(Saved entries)
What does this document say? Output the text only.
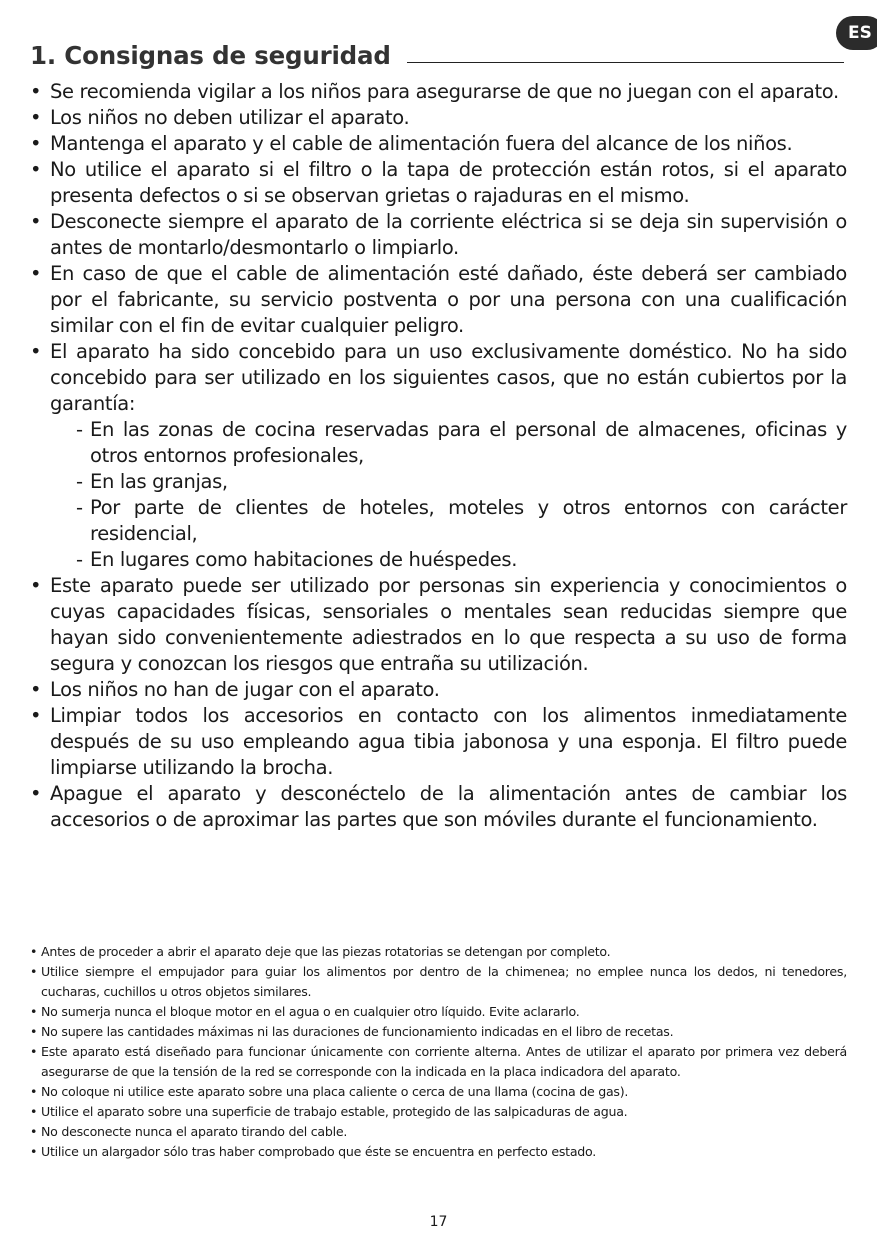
ES
1. Consignas de seguridad
• Se recomienda vigilar a los niños para asegurarse de que no juegan con el aparato.
• Los niños no deben utilizar el aparato.
• Mantenga el aparato y el cable de alimentación fuera del alcance de los niños.
• No utilice el aparato si el filtro o la tapa de protección están rotos, si el aparato presenta defectos o si se observan grietas o rajaduras en el mismo.
• Desconecte siempre el aparato de la corriente eléctrica si se deja sin supervisión o antes de montarlo/desmontarlo o limpiarlo.
• En caso de que el cable de alimentación esté dañado, éste deberá ser cambiado por el fabricante, su servicio postventa o por una persona con una cualificación similar con el fin de evitar cualquier peligro.
• El aparato ha sido concebido para un uso exclusivamente doméstico. No ha sido concebido para ser utilizado en los siguientes casos, que no están cubiertos por la garantía:
- En las zonas de cocina reservadas para el personal de almacenes, oficinas y otros entornos profesionales,
- En las granjas,
- Por parte de clientes de hoteles, moteles y otros entornos con carácter residencial,
- En lugares como habitaciones de huéspedes.
• Este aparato puede ser utilizado por personas sin experiencia y conocimientos o cuyas capacidades físicas, sensoriales o mentales sean reducidas siempre que hayan sido convenientemente adiestrados en lo que respecta a su uso de forma segura y conozcan los riesgos que entraña su utilización.
• Los niños no han de jugar con el aparato.
• Limpiar todos los accesorios en contacto con los alimentos inmediatamente después de su uso empleando agua tibia jabonosa y una esponja. El filtro puede limpiarse utilizando la brocha.
• Apague el aparato y desconéctelo de la alimentación antes de cambiar los accesorios o de aproximar las partes que son móviles durante el funcionamiento.
• Antes de proceder a abrir el aparato deje que las piezas rotatorias se detengan por completo.
• Utilice siempre el empujador para guiar los alimentos por dentro de la chimenea; no emplee nunca los dedos, ni tenedores, cucharas, cuchillos u otros objetos similares.
• No sumerja nunca el bloque motor en el agua o en cualquier otro líquido. Evite aclararlo.
• No supere las cantidades máximas ni las duraciones de funcionamiento indicadas en el libro de recetas.
• Este aparato está diseñado para funcionar únicamente con corriente alterna. Antes de utilizar el aparato por primera vez deberá asegurarse de que la tensión de la red se corresponde con la indicada en la placa indicadora del aparato.
• No coloque ni utilice este aparato sobre una placa caliente o cerca de una llama (cocina de gas).
• Utilice el aparato sobre una superficie de trabajo estable, protegido de las salpicaduras de agua.
• No desconecte nunca el aparato tirando del cable.
• Utilice un alargador sólo tras haber comprobado que éste se encuentra en perfecto estado.
17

WRITTEN EXERCISE:
Transcribe the material exactly, keeping every word and none of the pictures.

CORRECT RESULT:
What does this document say? Output the text only.
ES
1. Consignas de seguridad
• Se recomienda vigilar a los niños para asegurarse de que no juegan con el aparato.
• Los niños no deben utilizar el aparato.
• Mantenga el aparato y el cable de alimentación fuera del alcance de los niños.
• No utilice el aparato si el filtro o la tapa de protección están rotos, si el aparato presenta defectos o si se observan grietas o rajaduras en el mismo.
• Desconecte siempre el aparato de la corriente eléctrica si se deja sin supervisión o antes de montarlo/desmontarlo o limpiarlo.
• En caso de que el cable de alimentación esté dañado, éste deberá ser cambiado por el fabricante, su servicio postventa o por una persona con una cualificación similar con el fin de evitar cualquier peligro.
• El aparato ha sido concebido para un uso exclusivamente doméstico. No ha sido concebido para ser utilizado en los siguientes casos, que no están cubiertos por la garantía:
- En las zonas de cocina reservadas para el personal de almacenes, oficinas y otros entornos profesionales,
- En las granjas,
- Por parte de clientes de hoteles, moteles y otros entornos con carácter residencial,
- En lugares como habitaciones de huéspedes.
• Este aparato puede ser utilizado por personas sin experiencia y conocimientos o cuyas capacidades físicas, sensoriales o mentales sean reducidas siempre que hayan sido convenientemente adiestrados en lo que respecta a su uso de forma segura y conozcan los riesgos que entraña su utilización.
• Los niños no han de jugar con el aparato.
• Limpiar todos los accesorios en contacto con los alimentos inmediatamente después de su uso empleando agua tibia jabonosa y una esponja. El filtro puede limpiarse utilizando la brocha.
• Apague el aparato y desconéctelo de la alimentación antes de cambiar los accesorios o de aproximar las partes que son móviles durante el funcionamiento.
• Antes de proceder a abrir el aparato deje que las piezas rotatorias se detengan por completo.
• Utilice siempre el empujador para guiar los alimentos por dentro de la chimenea; no emplee nunca los dedos, ni tenedores, cucharas, cuchillos u otros objetos similares.
• No sumerja nunca el bloque motor en el agua o en cualquier otro líquido. Evite aclararlo.
• No supere las cantidades máximas ni las duraciones de funcionamiento indicadas en el libro de recetas.
• Este aparato está diseñado para funcionar únicamente con corriente alterna. Antes de utilizar el aparato por primera vez deberá asegurarse de que la tensión de la red se corresponde con la indicada en la placa indicadora del aparato.
• No coloque ni utilice este aparato sobre una placa caliente o cerca de una llama (cocina de gas).
• Utilice el aparato sobre una superficie de trabajo estable, protegido de las salpicaduras de agua.
• No desconecte nunca el aparato tirando del cable.
• Utilice un alargador sólo tras haber comprobado que éste se encuentra en perfecto estado.
17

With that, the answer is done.